# Source data
[start]

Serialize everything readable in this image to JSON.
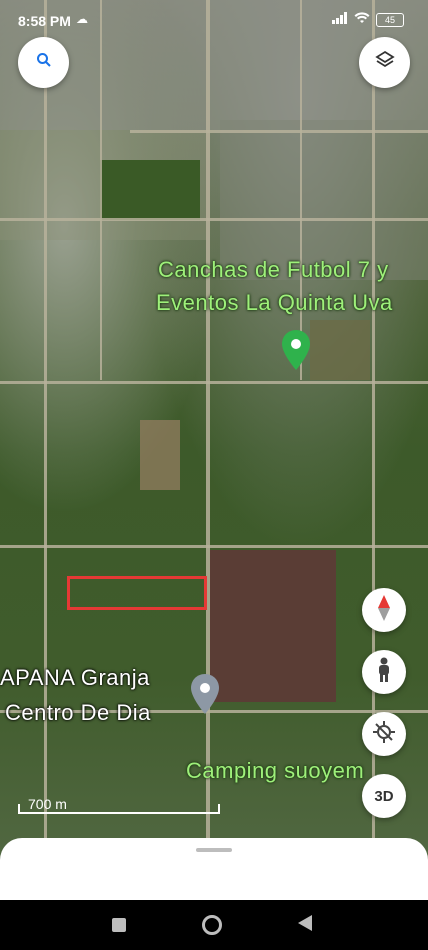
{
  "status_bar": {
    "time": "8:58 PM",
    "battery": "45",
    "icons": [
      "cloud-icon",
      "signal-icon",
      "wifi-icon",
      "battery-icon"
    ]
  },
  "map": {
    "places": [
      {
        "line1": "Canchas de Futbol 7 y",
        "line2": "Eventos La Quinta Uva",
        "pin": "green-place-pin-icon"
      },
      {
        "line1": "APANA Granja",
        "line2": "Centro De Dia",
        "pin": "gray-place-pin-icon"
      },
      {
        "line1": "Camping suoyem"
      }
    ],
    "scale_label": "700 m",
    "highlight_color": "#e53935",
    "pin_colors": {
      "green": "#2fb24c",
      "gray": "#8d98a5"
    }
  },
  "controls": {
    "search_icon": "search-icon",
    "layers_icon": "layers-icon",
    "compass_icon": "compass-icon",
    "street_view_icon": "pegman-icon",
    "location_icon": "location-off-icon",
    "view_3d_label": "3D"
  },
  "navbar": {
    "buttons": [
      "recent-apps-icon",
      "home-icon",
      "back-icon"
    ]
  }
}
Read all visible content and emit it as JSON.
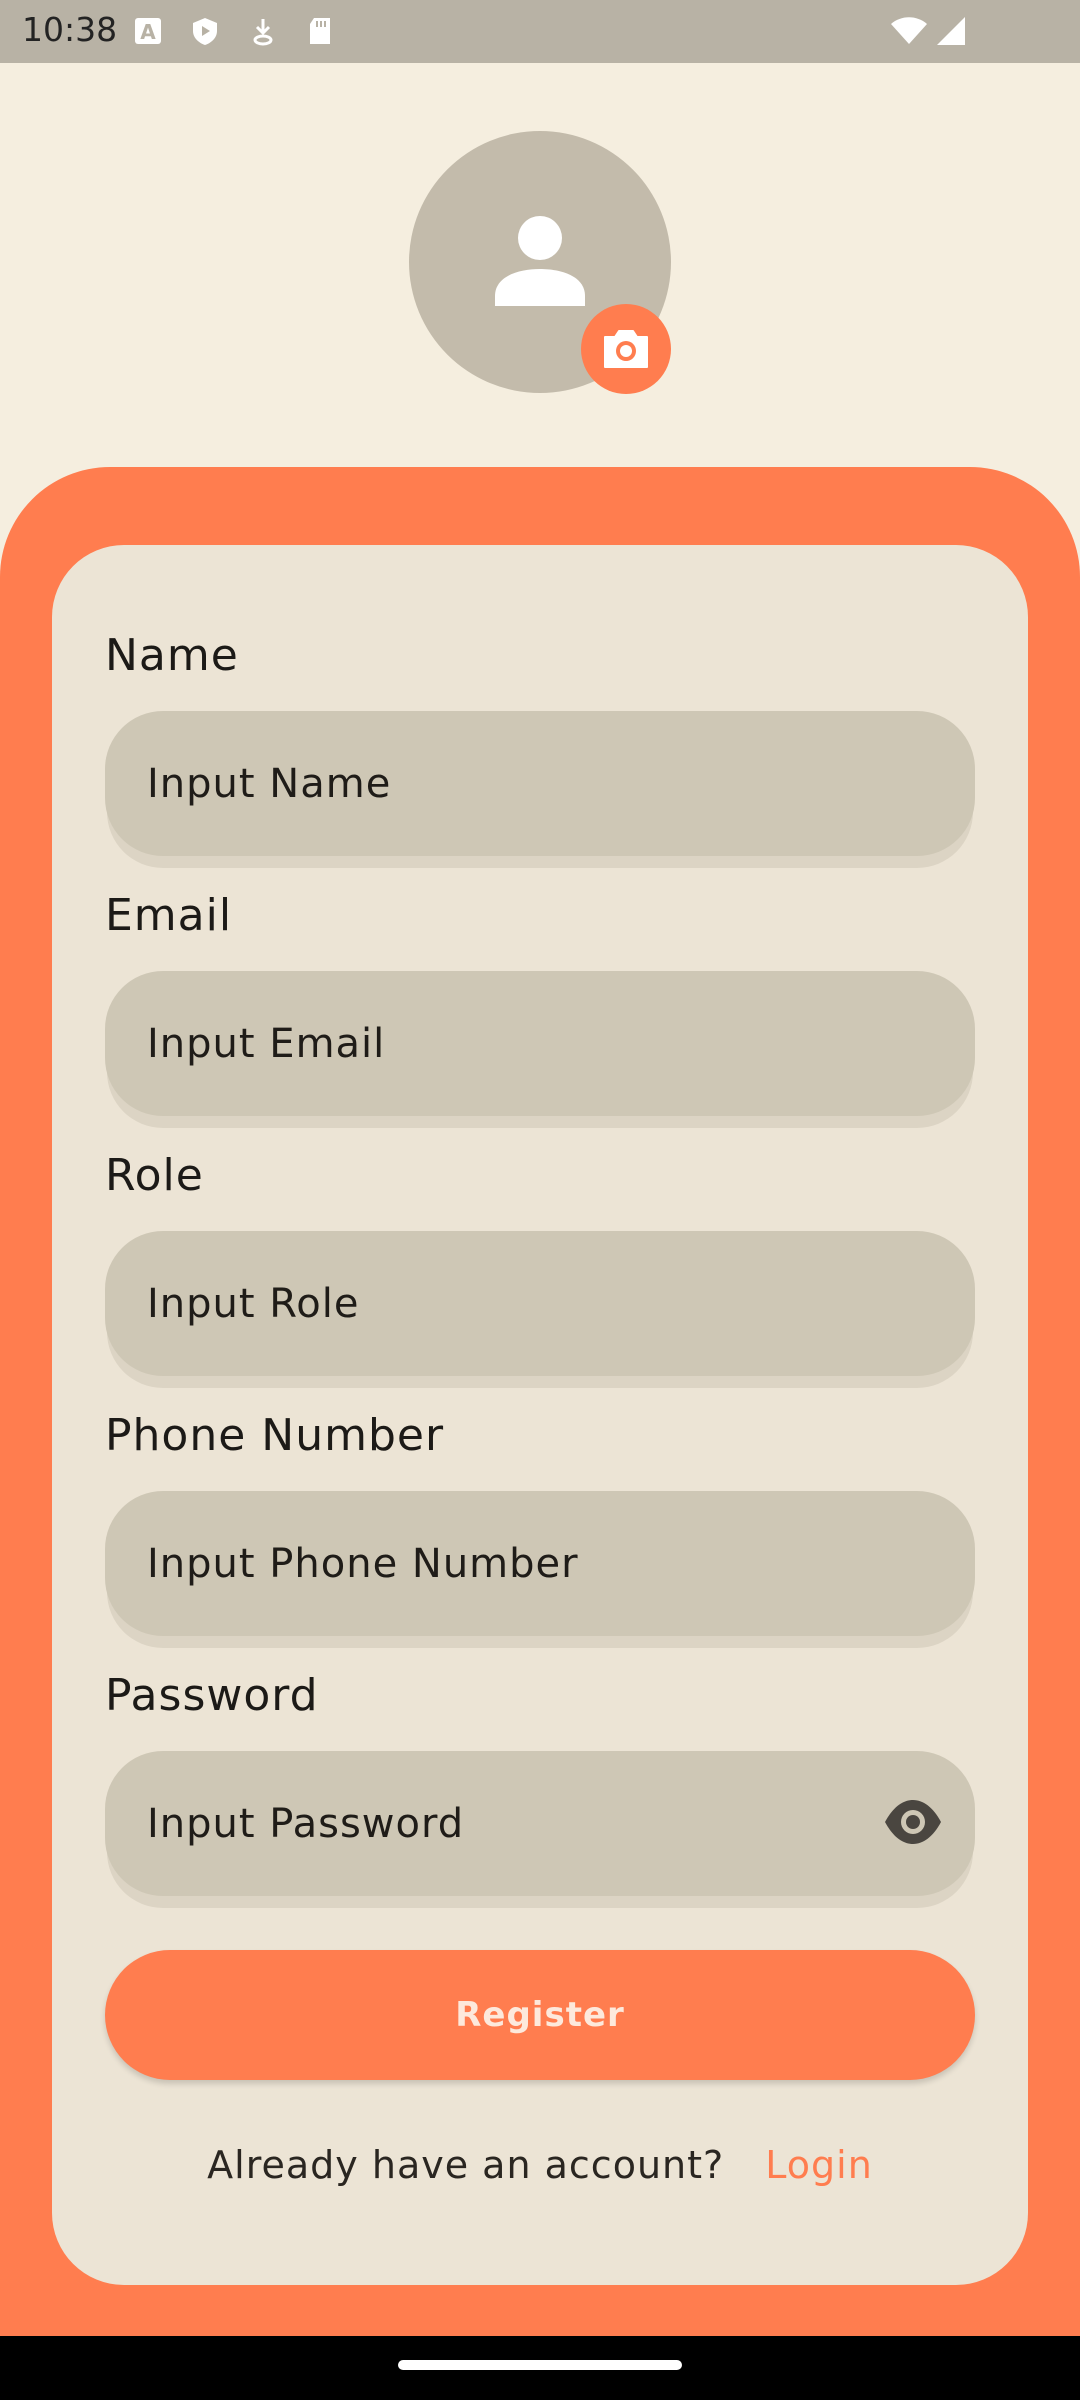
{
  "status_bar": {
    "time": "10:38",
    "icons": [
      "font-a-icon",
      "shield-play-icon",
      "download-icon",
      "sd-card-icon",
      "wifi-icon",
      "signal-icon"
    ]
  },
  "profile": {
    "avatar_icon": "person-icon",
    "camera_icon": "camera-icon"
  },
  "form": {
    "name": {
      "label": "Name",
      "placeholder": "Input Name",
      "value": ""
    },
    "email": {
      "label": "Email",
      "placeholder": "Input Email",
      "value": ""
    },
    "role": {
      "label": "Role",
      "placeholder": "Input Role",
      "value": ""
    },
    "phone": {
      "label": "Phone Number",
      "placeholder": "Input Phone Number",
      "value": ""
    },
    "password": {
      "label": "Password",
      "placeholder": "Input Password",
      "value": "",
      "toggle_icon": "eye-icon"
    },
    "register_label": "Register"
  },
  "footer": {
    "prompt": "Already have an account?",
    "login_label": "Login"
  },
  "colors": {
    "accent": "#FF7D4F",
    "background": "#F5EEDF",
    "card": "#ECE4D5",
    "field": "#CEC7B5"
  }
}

[end]

# The exercise
Look through the entries above for the word "JSON". Copy every line where it shows up.

# Solution to the problem
Serialize everything readable in this image to JSON.
Read all visible content and emit it as JSON.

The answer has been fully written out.